_DIRECTIONS_.
Please retype the rows from the line containing "Itemize the components" through the line containing "y-tick-label: 0.25 (57, 410, 90, 429)", both included, with each one copied character for character.

** START DATASET EXCERPTS **

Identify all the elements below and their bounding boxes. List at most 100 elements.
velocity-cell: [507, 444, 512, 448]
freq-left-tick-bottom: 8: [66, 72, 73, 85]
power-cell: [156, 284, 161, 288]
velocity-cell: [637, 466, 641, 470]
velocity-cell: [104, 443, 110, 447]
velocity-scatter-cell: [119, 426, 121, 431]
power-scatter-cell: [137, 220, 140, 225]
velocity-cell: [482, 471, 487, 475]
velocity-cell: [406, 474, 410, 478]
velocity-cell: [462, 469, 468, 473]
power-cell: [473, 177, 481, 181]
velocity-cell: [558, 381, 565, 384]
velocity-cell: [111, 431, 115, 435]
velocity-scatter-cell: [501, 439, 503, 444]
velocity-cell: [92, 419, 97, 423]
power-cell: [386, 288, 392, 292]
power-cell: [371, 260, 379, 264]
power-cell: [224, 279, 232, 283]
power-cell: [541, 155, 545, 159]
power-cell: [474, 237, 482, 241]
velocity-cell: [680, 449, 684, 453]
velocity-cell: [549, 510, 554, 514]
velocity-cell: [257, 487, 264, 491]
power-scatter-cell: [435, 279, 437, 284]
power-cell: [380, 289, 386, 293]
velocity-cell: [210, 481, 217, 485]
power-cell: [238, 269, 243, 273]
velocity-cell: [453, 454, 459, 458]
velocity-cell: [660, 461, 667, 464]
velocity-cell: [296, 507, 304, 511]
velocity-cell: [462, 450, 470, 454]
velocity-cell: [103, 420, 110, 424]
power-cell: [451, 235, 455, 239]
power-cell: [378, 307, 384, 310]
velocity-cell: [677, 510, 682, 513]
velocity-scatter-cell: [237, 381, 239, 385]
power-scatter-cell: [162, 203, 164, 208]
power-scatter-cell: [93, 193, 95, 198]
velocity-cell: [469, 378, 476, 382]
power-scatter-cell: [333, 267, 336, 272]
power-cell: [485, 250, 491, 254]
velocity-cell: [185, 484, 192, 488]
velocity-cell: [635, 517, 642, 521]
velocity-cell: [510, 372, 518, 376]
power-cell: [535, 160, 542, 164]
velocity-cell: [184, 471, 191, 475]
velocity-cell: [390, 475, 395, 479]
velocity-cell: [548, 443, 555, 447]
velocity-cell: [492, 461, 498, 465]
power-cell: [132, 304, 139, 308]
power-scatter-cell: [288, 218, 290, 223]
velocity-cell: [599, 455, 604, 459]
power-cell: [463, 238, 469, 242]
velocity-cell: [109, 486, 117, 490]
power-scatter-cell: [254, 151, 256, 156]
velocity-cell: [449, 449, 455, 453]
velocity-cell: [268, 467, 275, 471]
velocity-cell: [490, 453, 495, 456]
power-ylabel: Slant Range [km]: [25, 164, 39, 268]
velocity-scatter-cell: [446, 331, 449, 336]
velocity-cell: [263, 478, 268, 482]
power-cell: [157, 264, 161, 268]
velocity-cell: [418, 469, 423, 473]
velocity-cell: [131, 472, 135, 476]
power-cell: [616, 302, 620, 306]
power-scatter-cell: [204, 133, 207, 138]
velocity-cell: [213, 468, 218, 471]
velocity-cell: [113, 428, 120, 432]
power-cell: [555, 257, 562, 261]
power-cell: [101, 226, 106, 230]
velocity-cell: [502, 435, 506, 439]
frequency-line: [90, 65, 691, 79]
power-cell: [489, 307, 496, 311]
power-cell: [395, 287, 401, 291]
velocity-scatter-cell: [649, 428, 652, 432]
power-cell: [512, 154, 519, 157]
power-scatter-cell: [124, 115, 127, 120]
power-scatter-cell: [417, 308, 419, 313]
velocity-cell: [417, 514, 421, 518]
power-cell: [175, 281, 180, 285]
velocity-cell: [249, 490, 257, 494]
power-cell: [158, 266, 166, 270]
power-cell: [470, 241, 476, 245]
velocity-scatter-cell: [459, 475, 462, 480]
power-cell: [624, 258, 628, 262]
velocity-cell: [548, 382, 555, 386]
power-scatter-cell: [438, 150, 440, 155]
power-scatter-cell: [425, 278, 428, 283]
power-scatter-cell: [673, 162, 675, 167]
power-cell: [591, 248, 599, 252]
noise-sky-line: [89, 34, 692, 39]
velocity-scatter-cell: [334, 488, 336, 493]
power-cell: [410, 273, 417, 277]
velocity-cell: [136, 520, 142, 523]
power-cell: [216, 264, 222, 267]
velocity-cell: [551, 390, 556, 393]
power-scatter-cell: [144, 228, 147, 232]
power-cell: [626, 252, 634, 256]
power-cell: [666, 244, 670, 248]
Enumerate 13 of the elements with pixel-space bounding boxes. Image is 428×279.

** END DATASET EXCERPTS **
** START DATASET EXCERPTS **

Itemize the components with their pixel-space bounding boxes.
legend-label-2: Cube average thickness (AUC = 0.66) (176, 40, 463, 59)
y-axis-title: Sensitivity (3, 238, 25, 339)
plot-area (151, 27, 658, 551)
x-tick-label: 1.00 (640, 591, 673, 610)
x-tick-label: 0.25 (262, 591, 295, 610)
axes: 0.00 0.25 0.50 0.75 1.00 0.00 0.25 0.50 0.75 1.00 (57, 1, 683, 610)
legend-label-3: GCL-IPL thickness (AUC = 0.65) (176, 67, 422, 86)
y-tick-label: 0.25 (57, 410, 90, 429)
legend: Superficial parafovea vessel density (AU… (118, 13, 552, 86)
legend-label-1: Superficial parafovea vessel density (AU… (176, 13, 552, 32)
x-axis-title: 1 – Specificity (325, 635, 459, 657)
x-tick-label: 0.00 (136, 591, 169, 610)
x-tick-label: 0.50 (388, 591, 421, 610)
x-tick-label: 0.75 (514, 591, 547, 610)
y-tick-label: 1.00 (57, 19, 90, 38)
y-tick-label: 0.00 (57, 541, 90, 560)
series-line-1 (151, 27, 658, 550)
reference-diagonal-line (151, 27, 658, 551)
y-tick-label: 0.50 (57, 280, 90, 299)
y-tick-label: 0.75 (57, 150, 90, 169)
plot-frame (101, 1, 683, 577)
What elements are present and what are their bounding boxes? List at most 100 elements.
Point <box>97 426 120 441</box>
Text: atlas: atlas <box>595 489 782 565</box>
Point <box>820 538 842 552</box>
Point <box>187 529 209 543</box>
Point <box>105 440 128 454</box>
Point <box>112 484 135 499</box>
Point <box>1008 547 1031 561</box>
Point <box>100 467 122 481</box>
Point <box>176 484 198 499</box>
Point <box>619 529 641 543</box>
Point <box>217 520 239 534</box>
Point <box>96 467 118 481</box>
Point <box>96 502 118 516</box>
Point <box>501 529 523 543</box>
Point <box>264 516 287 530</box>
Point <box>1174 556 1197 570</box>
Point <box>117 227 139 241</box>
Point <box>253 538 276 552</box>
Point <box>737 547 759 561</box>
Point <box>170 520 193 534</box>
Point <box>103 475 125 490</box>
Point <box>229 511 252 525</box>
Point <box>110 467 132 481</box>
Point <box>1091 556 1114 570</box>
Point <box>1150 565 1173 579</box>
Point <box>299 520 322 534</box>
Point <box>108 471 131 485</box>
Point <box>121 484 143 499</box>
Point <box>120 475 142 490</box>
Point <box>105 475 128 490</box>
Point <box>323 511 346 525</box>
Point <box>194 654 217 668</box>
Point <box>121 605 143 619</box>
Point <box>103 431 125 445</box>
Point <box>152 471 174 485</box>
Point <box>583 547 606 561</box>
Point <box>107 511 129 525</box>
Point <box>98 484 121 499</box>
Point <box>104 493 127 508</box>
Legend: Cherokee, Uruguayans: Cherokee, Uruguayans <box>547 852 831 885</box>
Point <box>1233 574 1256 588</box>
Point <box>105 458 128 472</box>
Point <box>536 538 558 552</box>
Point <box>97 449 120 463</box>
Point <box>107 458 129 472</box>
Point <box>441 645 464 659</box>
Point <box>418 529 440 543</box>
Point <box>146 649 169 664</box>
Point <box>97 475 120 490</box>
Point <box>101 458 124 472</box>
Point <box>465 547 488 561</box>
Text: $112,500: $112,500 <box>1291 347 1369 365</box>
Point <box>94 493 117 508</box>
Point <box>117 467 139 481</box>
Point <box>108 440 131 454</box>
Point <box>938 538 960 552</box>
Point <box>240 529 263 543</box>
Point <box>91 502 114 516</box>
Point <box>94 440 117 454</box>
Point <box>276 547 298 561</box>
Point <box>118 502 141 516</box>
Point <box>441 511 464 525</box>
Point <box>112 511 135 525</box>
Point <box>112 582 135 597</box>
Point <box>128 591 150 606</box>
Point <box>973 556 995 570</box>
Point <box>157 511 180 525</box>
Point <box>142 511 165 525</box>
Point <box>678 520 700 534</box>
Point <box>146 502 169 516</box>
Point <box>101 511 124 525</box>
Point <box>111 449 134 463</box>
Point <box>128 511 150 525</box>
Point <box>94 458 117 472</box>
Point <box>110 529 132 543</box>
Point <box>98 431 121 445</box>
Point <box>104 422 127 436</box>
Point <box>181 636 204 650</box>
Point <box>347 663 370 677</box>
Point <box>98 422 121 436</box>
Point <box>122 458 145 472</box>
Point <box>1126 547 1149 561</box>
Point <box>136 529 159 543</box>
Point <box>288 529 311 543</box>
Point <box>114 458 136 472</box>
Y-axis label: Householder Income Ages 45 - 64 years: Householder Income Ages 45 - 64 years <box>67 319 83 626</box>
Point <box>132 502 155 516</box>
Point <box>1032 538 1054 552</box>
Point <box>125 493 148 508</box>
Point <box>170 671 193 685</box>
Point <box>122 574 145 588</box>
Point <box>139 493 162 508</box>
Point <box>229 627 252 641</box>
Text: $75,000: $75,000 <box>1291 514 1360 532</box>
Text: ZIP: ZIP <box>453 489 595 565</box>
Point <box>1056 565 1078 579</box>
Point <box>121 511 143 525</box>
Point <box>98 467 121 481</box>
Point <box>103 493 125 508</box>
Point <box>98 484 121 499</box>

** END DATASET EXCERPTS **

_IN RESPONSE_.
Itemize the components with their pixel-space bounding boxes.
legend-label-2: Cube average thickness (AUC = 0.66) (176, 40, 463, 59)
y-axis-title: Sensitivity (3, 238, 25, 339)
plot-area (151, 27, 658, 551)
x-tick-label: 1.00 (640, 591, 673, 610)
x-tick-label: 0.25 (262, 591, 295, 610)
axes: 0.00 0.25 0.50 0.75 1.00 0.00 0.25 0.50 0.75 1.00 (57, 1, 683, 610)
legend-label-3: GCL-IPL thickness (AUC = 0.65) (176, 67, 422, 86)
y-tick-label: 0.25 (57, 410, 90, 429)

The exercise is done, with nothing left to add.